--- start ---

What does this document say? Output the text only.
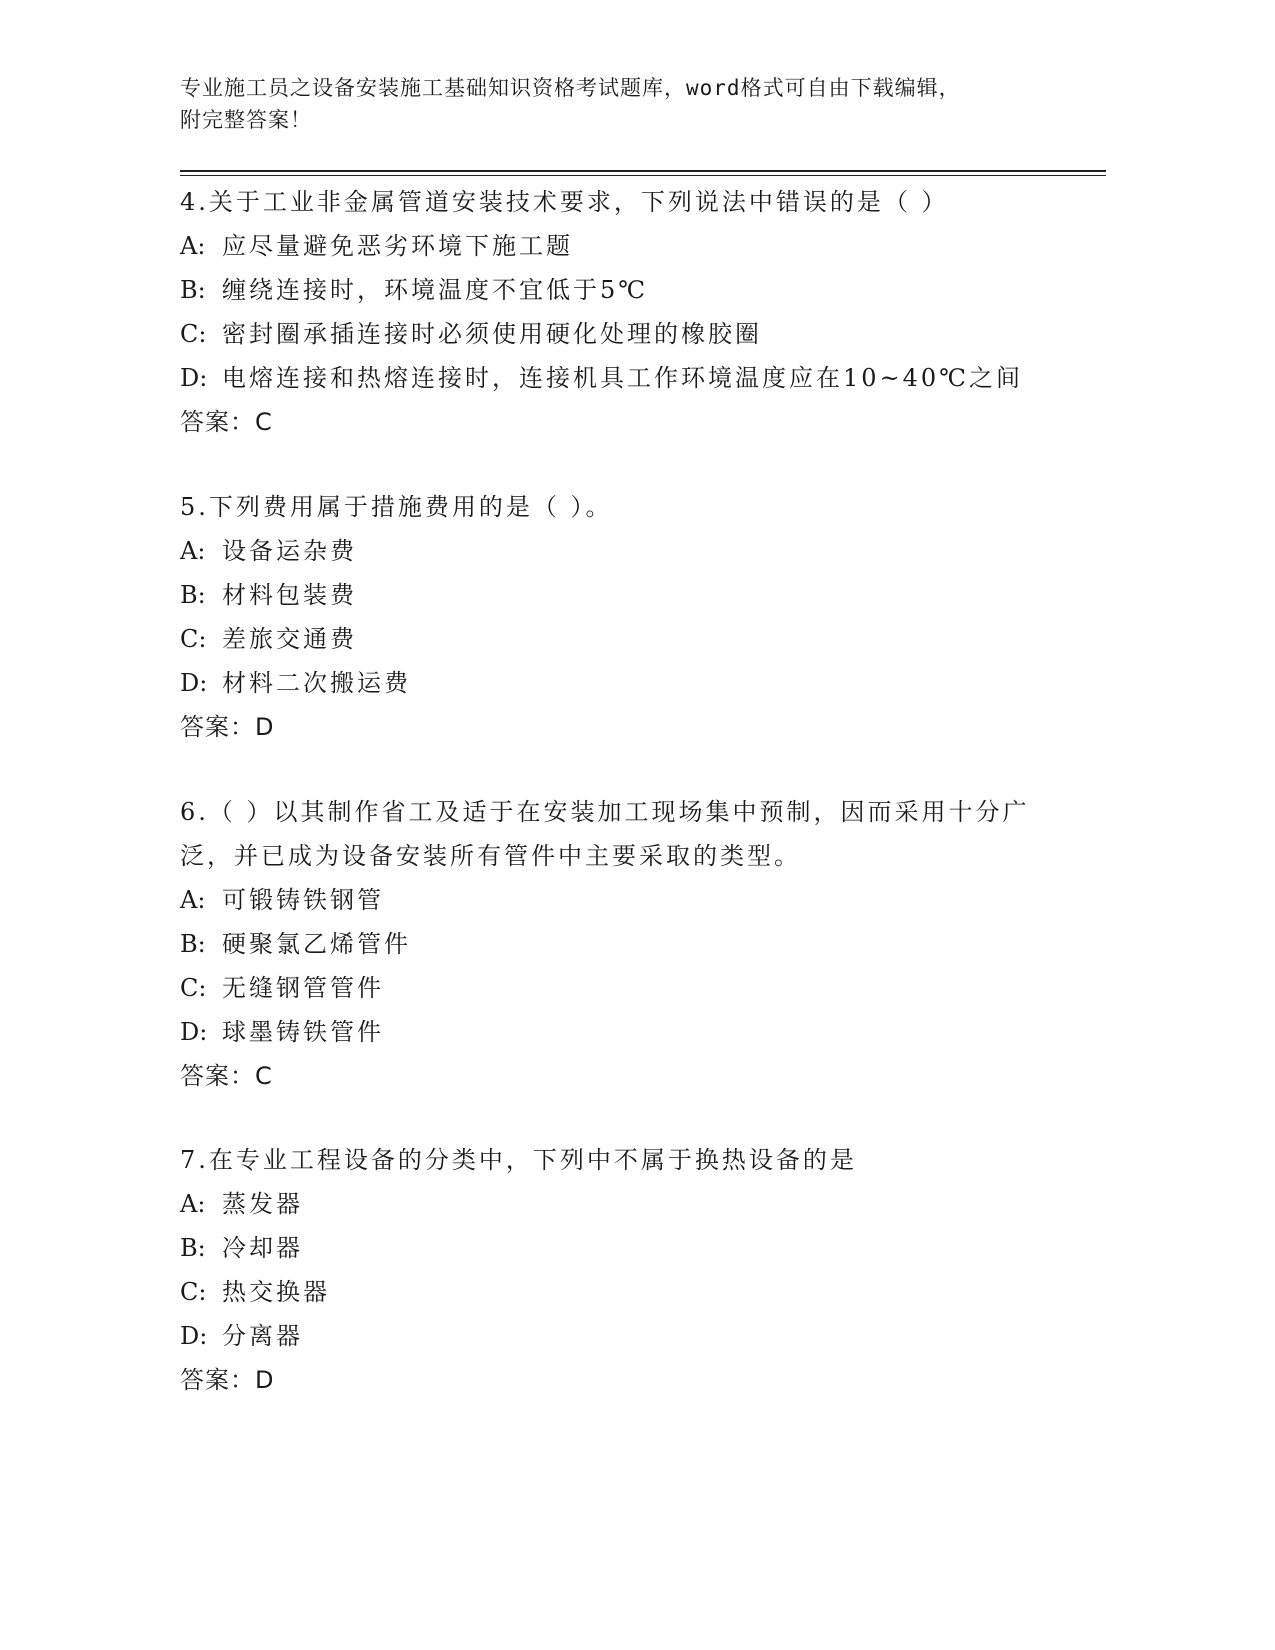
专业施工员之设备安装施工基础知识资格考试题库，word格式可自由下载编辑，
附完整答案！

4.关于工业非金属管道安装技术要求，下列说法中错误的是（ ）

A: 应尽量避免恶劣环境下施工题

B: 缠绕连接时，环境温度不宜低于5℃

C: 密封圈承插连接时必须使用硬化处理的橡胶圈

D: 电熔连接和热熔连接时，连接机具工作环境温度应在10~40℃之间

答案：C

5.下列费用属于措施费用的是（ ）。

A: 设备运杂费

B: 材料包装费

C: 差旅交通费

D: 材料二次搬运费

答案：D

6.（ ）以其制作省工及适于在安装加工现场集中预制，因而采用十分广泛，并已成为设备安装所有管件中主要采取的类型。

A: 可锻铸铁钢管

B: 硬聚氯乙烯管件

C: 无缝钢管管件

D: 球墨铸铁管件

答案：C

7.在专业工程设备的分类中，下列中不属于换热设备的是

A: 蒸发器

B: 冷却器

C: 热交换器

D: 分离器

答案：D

--- end ---

__What is being asked__
Transcribe each entry above exactly, apart from the pictures.

__Exercise answer__
What does this document say? Output the text only.
专业施工员之设备安装施工基础知识资格考试题库，word格式可自由下载编辑，
附完整答案！

4.关于工业非金属管道安装技术要求，下列说法中错误的是（ ）

A: 应尽量避免恶劣环境下施工题

B: 缠绕连接时，环境温度不宜低于5℃

C: 密封圈承插连接时必须使用硬化处理的橡胶圈

D: 电熔连接和热熔连接时，连接机具工作环境温度应在10~40℃之间

答案：C

5.下列费用属于措施费用的是（ ）。

A: 设备运杂费

B: 材料包装费

C: 差旅交通费

D: 材料二次搬运费

答案：D

6.（ ）以其制作省工及适于在安装加工现场集中预制，因而采用十分广泛，并已成为设备安装所有管件中主要采取的类型。

A: 可锻铸铁钢管

B: 硬聚氯乙烯管件

C: 无缝钢管管件

D: 球墨铸铁管件

答案：C

7.在专业工程设备的分类中，下列中不属于换热设备的是

A: 蒸发器

B: 冷却器

C: 热交换器

D: 分离器

答案：D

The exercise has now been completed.